* _Provided data_

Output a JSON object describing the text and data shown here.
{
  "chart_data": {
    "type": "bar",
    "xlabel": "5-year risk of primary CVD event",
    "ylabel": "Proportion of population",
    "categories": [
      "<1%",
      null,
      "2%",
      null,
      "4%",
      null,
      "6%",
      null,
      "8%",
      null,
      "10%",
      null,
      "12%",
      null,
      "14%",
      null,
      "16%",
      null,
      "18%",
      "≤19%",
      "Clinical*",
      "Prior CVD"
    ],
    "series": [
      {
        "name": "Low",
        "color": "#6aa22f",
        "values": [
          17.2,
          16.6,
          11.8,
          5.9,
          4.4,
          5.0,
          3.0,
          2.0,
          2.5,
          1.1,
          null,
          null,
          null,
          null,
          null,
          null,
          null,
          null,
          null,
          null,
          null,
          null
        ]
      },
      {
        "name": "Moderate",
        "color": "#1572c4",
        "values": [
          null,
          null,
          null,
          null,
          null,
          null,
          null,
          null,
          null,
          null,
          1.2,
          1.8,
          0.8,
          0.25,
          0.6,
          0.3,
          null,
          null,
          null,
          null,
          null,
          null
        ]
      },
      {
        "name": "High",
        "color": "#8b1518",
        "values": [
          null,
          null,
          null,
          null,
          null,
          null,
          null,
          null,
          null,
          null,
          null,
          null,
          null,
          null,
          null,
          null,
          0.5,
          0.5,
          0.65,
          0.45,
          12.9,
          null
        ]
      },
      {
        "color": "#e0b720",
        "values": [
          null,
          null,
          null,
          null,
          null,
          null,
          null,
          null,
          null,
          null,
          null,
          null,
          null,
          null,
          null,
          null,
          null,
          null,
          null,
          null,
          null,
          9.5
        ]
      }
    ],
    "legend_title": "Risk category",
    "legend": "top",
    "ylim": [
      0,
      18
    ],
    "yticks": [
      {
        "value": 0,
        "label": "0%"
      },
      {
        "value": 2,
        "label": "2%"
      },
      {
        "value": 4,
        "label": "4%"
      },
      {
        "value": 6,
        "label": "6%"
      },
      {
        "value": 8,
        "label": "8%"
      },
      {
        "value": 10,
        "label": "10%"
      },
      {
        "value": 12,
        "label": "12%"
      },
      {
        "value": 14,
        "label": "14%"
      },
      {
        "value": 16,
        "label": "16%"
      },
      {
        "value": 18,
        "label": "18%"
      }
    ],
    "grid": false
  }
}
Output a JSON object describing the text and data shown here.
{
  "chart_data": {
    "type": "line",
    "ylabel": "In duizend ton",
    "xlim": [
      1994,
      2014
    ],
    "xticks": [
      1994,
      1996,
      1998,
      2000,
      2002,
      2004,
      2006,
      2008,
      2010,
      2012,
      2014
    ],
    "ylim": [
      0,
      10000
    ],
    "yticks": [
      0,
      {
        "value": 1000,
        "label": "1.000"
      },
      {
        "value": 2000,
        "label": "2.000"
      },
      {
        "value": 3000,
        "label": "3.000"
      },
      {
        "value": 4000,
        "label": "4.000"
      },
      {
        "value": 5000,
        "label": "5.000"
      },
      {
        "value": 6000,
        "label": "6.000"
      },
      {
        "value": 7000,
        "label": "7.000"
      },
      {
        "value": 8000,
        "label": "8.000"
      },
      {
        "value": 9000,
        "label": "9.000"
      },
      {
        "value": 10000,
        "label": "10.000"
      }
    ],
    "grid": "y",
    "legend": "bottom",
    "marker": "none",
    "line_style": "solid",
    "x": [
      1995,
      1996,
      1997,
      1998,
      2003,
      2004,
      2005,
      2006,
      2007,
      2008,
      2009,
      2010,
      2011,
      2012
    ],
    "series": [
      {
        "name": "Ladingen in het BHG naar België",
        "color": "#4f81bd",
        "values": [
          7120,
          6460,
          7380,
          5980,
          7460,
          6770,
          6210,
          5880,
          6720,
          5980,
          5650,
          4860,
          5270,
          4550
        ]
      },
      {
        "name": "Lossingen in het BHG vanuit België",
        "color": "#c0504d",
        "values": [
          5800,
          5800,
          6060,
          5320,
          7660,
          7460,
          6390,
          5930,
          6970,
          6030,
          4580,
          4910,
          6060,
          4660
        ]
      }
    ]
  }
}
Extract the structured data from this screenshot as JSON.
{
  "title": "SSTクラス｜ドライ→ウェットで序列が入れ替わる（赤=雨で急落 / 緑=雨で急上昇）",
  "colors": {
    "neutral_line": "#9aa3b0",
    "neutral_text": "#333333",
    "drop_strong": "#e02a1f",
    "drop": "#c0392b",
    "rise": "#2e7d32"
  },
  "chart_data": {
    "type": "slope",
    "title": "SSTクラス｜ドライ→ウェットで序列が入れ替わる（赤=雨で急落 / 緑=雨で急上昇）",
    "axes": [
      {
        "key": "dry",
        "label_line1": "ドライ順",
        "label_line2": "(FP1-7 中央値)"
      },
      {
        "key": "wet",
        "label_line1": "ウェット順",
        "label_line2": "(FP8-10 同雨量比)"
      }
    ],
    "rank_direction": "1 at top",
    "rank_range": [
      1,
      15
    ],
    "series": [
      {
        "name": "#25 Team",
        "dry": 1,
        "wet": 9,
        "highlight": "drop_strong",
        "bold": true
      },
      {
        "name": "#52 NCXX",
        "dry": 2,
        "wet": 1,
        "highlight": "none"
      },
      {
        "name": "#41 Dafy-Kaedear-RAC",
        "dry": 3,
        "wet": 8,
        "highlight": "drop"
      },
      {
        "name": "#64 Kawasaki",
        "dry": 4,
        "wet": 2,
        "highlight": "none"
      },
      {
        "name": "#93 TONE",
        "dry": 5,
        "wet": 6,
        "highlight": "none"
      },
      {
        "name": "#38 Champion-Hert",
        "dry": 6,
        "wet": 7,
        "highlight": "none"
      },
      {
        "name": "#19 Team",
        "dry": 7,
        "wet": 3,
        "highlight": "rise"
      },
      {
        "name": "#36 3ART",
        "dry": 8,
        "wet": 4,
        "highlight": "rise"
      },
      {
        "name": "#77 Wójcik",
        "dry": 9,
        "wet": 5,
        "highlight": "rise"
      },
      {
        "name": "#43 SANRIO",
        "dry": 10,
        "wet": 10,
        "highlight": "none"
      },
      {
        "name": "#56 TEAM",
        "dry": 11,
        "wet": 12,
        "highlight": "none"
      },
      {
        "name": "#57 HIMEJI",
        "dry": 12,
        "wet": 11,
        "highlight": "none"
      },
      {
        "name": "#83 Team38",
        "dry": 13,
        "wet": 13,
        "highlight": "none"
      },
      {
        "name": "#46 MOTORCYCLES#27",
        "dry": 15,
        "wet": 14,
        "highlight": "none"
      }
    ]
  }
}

* _Given request_
Return every record above exactly as it appears.

* _Exercise response_
Output a JSON object describing the text and data shown here.
{
  "chart_data": {
    "type": "bar",
    "xlabel": "5-year risk of primary CVD event",
    "ylabel": "Proportion of population",
    "categories": [
      "<1%",
      null,
      "2%",
      null,
      "4%",
      null,
      "6%",
      null,
      "8%",
      null,
      "10%",
      null,
      "12%",
      null,
      "14%",
      null,
      "16%",
      null,
      "18%",
      "≤19%",
      "Clinical*",
      "Prior CVD"
    ],
    "series": [
      {
        "name": "Low",
        "color": "#6aa22f",
        "values": [
          17.2,
          16.6,
          11.8,
          5.9,
          4.4,
          5.0,
          3.0,
          2.0,
          2.5,
          1.1,
          null,
          null,
          null,
          null,
          null,
          null,
          null,
          null,
          null,
          null,
          null,
          null
        ]
      },
      {
        "name": "Moderate",
        "color": "#1572c4",
        "values": [
          null,
          null,
          null,
          null,
          null,
          null,
          null,
          null,
          null,
          null,
          1.2,
          1.8,
          0.8,
          0.25,
          0.6,
          0.3,
          null,
          null,
          null,
          null,
          null,
          null
        ]
      },
      {
        "name": "High",
        "color": "#8b1518",
        "values": [
          null,
          null,
          null,
          null,
          null,
          null,
          null,
          null,
          null,
          null,
          null,
          null,
          null,
          null,
          null,
          null,
          0.5,
          0.5,
          0.65,
          0.45,
          12.9,
          null
        ]
      },
      {
        "color": "#e0b720",
        "values": [
          null,
          null,
          null,
          null,
          null,
          null,
          null,
          null,
          null,
          null,
          null,
          null,
          null,
          null,
          null,
          null,
          null,
          null,
          null,
          null,
          null,
          9.5
        ]
      }
    ],
    "legend_title": "Risk category",
    "legend": "top",
    "ylim": [
      0,
      18
    ],
    "yticks": [
      {
        "value": 0,
        "label": "0%"
      },
      {
        "value": 2,
        "label": "2%"
      },
      {
        "value": 4,
        "label": "4%"
      },
      {
        "value": 6,
        "label": "6%"
      },
      {
        "value": 8,
        "label": "8%"
      },
      {
        "value": 10,
        "label": "10%"
      },
      {
        "value": 12,
        "label": "12%"
      },
      {
        "value": 14,
        "label": "14%"
      },
      {
        "value": 16,
        "label": "16%"
      },
      {
        "value": 18,
        "label": "18%"
      }
    ],
    "grid": false
  }
}
Output a JSON object describing the text and data shown here.
{
  "chart_data": {
    "type": "line",
    "ylabel": "In duizend ton",
    "xlim": [
      1994,
      2014
    ],
    "xticks": [
      1994,
      1996,
      1998,
      2000,
      2002,
      2004,
      2006,
      2008,
      2010,
      2012,
      2014
    ],
    "ylim": [
      0,
      10000
    ],
    "yticks": [
      0,
      {
        "value": 1000,
        "label": "1.000"
      },
      {
        "value": 2000,
        "label": "2.000"
      },
      {
        "value": 3000,
        "label": "3.000"
      },
      {
        "value": 4000,
        "label": "4.000"
      },
      {
        "value": 5000,
        "label": "5.000"
      },
      {
        "value": 6000,
        "label": "6.000"
      },
      {
        "value": 7000,
        "label": "7.000"
      },
      {
        "value": 8000,
        "label": "8.000"
      },
      {
        "value": 9000,
        "label": "9.000"
      },
      {
        "value": 10000,
        "label": "10.000"
      }
    ],
    "grid": "y",
    "legend": "bottom",
    "marker": "none",
    "line_style": "solid",
    "x": [
      1995,
      1996,
      1997,
      1998,
      2003,
      2004,
      2005,
      2006,
      2007,
      2008,
      2009,
      2010,
      2011,
      2012
    ],
    "series": [
      {
        "name": "Ladingen in het BHG naar België",
        "color": "#4f81bd",
        "values": [
          7120,
          6460,
          7380,
          5980,
          7460,
          6770,
          6210,
          5880,
          6720,
          5980,
          5650,
          4860,
          5270,
          4550
        ]
      },
      {
        "name": "Lossingen in het BHG vanuit België",
        "color": "#c0504d",
        "values": [
          5800,
          5800,
          6060,
          5320,
          7660,
          7460,
          6390,
          5930,
          6970,
          6030,
          4580,
          4910,
          6060,
          4660
        ]
      }
    ]
  }
}
Extract the structured data from this screenshot as JSON.
{
  "title": "SSTクラス｜ドライ→ウェットで序列が入れ替わる（赤=雨で急落 / 緑=雨で急上昇）",
  "colors": {
    "neutral_line": "#9aa3b0",
    "neutral_text": "#333333",
    "drop_strong": "#e02a1f",
    "drop": "#c0392b",
    "rise": "#2e7d32"
  },
  "chart_data": {
    "type": "slope",
    "title": "SSTクラス｜ドライ→ウェットで序列が入れ替わる（赤=雨で急落 / 緑=雨で急上昇）",
    "axes": [
      {
        "key": "dry",
        "label_line1": "ドライ順",
        "label_line2": "(FP1-7 中央値)"
      },
      {
        "key": "wet",
        "label_line1": "ウェット順",
        "label_line2": "(FP8-10 同雨量比)"
      }
    ],
    "rank_direction": "1 at top",
    "rank_range": [
      1,
      15
    ],
    "series": [
      {
        "name": "#25 Team",
        "dry": 1,
        "wet": 9,
        "highlight": "drop_strong",
        "bold": true
      },
      {
        "name": "#52 NCXX",
        "dry": 2,
        "wet": 1,
        "highlight": "none"
      },
      {
        "name": "#41 Dafy-Kaedear-RAC",
        "dry": 3,
        "wet": 8,
        "highlight": "drop"
      },
      {
        "name": "#64 Kawasaki",
        "dry": 4,
        "wet": 2,
        "highlight": "none"
      },
      {
        "name": "#93 TONE",
        "dry": 5,
        "wet": 6,
        "highlight": "none"
      },
      {
        "name": "#38 Champion-Hert",
        "dry": 6,
        "wet": 7,
        "highlight": "none"
      },
      {
        "name": "#19 Team",
        "dry": 7,
        "wet": 3,
        "highlight": "rise"
      },
      {
        "name": "#36 3ART",
        "dry": 8,
        "wet": 4,
        "highlight": "rise"
      },
      {
        "name": "#77 Wójcik",
        "dry": 9,
        "wet": 5,
        "highlight": "rise"
      },
      {
        "name": "#43 SANRIO",
        "dry": 10,
        "wet": 10,
        "highlight": "none"
      },
      {
        "name": "#56 TEAM",
        "dry": 11,
        "wet": 12,
        "highlight": "none"
      },
      {
        "name": "#57 HIMEJI",
        "dry": 12,
        "wet": 11,
        "highlight": "none"
      },
      {
        "name": "#83 Team38",
        "dry": 13,
        "wet": 13,
        "highlight": "none"
      },
      {
        "name": "#46 MOTORCYCLES#27",
        "dry": 15,
        "wet": 14,
        "highlight": "none"
      }
    ]
  }
}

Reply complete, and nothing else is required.